Exercise:
Output the full listing below exactly as it reads, and skip anything that is a picture.

(Data tied to figure images)

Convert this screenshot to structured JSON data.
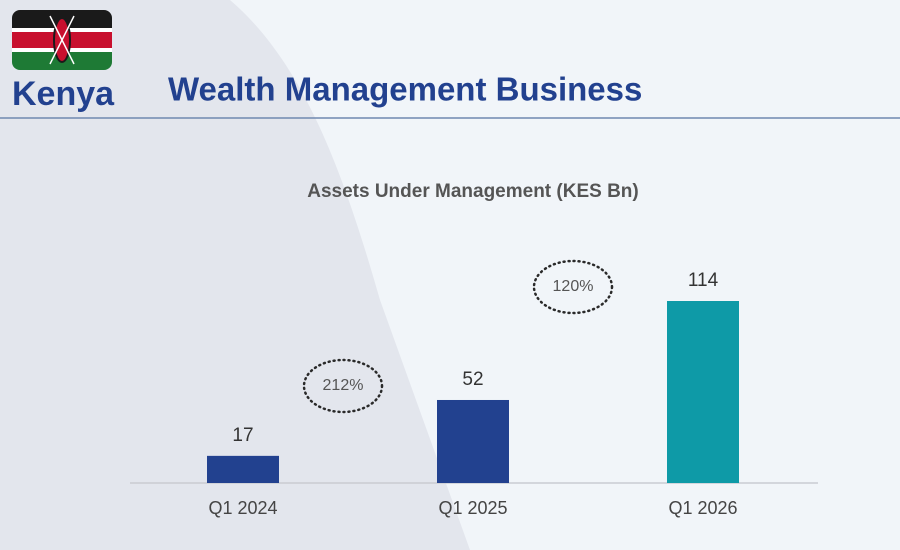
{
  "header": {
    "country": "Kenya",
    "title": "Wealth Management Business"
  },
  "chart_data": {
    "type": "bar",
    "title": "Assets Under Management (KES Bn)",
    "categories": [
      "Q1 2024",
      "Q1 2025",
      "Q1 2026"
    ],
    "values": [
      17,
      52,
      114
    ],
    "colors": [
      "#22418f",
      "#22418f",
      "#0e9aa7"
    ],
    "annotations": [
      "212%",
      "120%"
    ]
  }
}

Task output:
Convert this screenshot to structured JSON data.
{
  "header": {
    "country": "Kenya",
    "title": "Wealth Management Business"
  },
  "chart_data": {
    "type": "bar",
    "title": "Assets Under Management (KES Bn)",
    "categories": [
      "Q1 2024",
      "Q1 2025",
      "Q1 2026"
    ],
    "values": [
      17,
      52,
      114
    ],
    "colors": [
      "#22418f",
      "#22418f",
      "#0e9aa7"
    ],
    "annotations": [
      "212%",
      "120%"
    ]
  }
}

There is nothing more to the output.